** start of Source records **

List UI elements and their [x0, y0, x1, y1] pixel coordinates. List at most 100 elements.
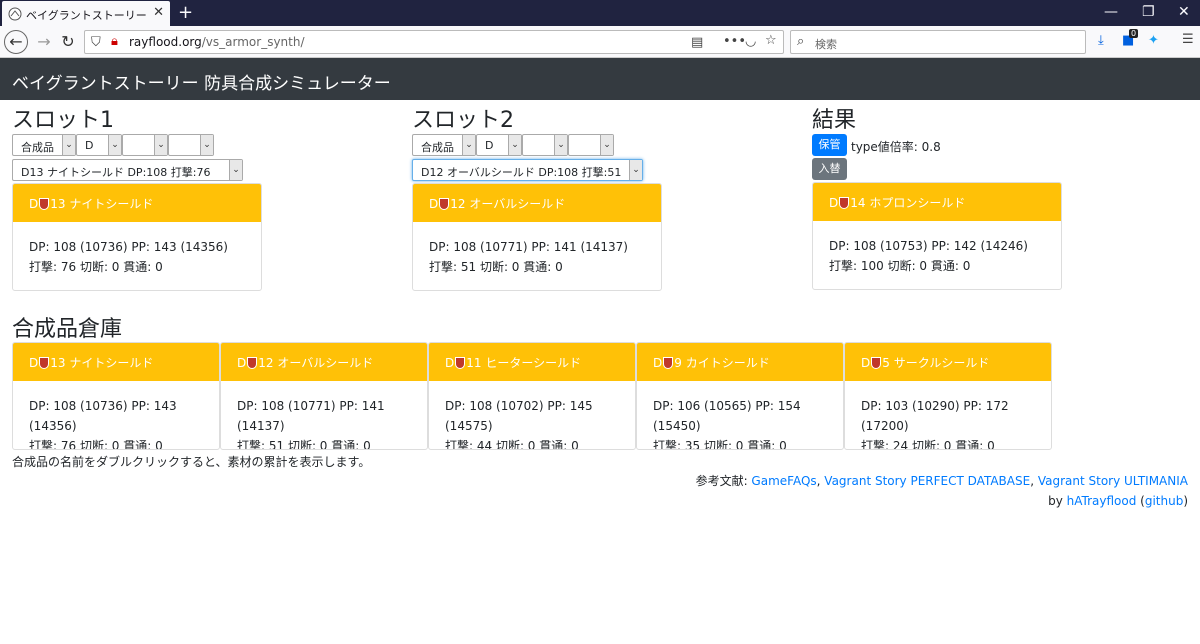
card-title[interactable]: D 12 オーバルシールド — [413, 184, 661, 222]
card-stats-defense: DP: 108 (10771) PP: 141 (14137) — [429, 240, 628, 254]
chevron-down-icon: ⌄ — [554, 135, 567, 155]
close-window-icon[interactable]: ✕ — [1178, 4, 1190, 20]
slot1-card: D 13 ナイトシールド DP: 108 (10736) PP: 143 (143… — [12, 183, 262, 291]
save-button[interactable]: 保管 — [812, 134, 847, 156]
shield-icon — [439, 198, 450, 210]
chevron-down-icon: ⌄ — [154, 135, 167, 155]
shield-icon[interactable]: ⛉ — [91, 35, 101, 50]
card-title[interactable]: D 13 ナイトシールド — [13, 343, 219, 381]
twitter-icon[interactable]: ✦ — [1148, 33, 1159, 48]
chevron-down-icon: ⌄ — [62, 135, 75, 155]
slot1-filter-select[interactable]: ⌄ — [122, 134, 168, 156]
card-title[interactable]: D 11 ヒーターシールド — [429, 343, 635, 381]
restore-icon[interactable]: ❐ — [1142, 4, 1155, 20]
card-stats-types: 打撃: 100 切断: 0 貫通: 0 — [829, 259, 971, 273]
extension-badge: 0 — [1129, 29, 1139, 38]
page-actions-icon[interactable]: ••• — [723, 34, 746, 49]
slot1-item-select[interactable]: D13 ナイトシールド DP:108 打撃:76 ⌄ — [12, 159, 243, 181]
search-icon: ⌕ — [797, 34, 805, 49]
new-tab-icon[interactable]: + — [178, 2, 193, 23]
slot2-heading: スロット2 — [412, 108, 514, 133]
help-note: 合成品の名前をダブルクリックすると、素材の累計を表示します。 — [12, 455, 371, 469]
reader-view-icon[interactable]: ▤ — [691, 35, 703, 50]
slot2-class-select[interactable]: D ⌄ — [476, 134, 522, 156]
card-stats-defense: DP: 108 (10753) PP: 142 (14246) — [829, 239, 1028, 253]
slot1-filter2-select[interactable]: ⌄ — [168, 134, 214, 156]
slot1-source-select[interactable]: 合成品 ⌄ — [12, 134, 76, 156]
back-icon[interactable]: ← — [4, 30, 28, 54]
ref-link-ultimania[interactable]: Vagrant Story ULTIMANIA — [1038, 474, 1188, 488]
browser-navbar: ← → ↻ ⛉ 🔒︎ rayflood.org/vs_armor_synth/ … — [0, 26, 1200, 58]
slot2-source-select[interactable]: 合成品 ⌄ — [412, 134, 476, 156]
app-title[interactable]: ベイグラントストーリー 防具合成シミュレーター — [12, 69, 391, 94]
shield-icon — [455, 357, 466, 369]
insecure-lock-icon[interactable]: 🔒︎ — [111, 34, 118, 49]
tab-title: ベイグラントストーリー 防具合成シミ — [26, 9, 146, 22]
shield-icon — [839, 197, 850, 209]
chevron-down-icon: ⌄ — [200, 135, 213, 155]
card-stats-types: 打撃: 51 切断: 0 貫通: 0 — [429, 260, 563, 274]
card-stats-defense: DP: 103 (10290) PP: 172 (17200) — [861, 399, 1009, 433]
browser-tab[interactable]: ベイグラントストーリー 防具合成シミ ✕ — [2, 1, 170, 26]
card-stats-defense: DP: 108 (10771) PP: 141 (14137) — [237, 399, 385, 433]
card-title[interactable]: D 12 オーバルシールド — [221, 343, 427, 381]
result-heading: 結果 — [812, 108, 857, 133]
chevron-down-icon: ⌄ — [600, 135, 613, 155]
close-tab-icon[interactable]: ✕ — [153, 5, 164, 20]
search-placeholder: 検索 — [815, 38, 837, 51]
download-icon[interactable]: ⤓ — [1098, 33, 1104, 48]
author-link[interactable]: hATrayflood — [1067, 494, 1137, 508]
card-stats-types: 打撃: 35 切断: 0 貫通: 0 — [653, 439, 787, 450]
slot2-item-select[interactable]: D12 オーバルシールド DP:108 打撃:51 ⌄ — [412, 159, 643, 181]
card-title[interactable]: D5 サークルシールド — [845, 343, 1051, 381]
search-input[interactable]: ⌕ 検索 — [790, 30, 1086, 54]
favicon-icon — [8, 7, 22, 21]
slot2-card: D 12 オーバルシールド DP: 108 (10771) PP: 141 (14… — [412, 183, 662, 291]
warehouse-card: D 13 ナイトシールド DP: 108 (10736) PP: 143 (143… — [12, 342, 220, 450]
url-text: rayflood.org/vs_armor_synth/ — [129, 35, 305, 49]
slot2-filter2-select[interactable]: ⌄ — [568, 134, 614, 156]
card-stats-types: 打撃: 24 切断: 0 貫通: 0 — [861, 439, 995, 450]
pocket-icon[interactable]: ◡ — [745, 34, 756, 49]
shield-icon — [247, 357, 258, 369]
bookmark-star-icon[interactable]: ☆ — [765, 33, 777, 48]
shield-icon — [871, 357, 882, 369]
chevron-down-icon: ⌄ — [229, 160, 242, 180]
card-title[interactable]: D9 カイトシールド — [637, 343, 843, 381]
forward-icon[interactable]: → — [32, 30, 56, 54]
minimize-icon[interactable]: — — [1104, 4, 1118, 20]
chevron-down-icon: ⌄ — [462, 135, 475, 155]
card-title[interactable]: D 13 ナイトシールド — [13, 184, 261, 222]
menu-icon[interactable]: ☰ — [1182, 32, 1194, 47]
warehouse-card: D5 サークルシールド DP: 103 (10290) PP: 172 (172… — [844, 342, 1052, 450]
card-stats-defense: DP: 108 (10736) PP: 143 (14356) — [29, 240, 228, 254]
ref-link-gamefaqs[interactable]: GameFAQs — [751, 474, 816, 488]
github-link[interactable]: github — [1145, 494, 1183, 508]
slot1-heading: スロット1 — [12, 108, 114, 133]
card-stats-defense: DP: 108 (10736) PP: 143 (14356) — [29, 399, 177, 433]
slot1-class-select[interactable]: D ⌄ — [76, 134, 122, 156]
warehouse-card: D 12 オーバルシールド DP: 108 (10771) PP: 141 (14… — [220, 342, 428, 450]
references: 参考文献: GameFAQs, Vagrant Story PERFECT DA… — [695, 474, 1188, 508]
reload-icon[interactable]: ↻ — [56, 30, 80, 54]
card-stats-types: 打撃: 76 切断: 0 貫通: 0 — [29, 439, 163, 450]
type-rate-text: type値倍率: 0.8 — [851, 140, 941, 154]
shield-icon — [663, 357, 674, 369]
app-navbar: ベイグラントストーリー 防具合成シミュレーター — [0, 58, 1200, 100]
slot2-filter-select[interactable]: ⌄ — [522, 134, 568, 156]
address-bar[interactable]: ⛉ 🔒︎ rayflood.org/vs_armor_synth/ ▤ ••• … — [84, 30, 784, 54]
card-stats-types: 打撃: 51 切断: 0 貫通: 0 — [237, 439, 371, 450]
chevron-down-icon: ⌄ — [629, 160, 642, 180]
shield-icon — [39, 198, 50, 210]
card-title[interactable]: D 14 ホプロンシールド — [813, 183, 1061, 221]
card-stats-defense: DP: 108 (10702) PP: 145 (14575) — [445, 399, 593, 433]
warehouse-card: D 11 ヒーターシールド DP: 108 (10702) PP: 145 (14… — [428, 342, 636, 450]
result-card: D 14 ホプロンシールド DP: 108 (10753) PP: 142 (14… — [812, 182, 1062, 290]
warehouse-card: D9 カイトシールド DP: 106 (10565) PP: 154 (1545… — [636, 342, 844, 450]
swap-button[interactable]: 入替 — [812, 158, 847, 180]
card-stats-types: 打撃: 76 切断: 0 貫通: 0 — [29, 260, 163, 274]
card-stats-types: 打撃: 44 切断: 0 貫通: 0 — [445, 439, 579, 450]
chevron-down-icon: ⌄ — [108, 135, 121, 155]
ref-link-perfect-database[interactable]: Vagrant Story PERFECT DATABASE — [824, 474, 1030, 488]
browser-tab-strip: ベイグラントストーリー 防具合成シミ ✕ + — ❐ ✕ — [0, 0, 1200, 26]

** end of Source records **
** start of Source records **

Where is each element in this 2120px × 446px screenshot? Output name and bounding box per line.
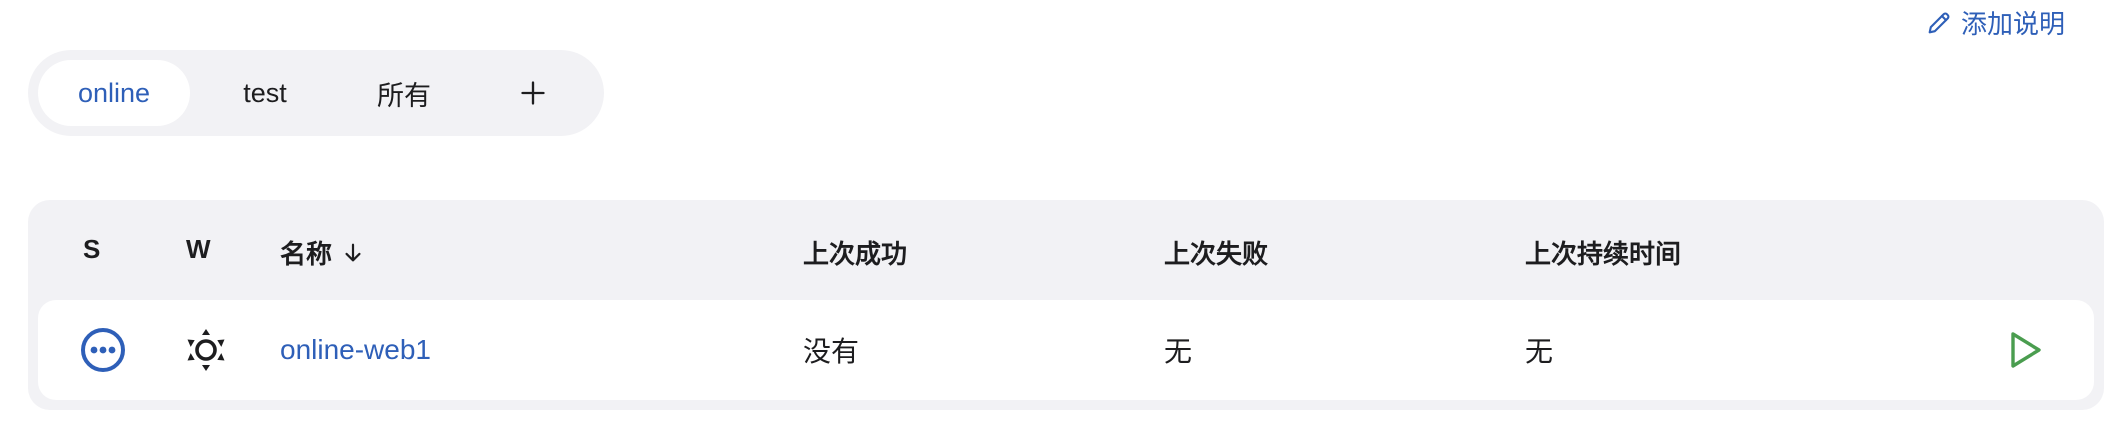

** end of Source records **

■ Work required ■
Could you print everything in the records from the line containing "List UI elements" down through the line containing "shield-icon[interactable]: ⛉ —", character for character and with both of those lines included, but without the pictures?

■ Full answer ■
List UI elements and their [x0, y0, x1, y1] pixel coordinates. List at most 100 elements.
card-title[interactable]: D 12 オーバルシールド — [413, 184, 661, 222]
card-stats-defense: DP: 108 (10771) PP: 141 (14137) — [429, 240, 628, 254]
chevron-down-icon: ⌄ — [554, 135, 567, 155]
close-window-icon[interactable]: ✕ — [1178, 4, 1190, 20]
slot1-card: D 13 ナイトシールド DP: 108 (10736) PP: 143 (143… — [12, 183, 262, 291]
save-button[interactable]: 保管 — [812, 134, 847, 156]
shield-icon — [439, 198, 450, 210]
chevron-down-icon: ⌄ — [154, 135, 167, 155]
shield-icon[interactable]: ⛉ — [91, 35, 101, 50]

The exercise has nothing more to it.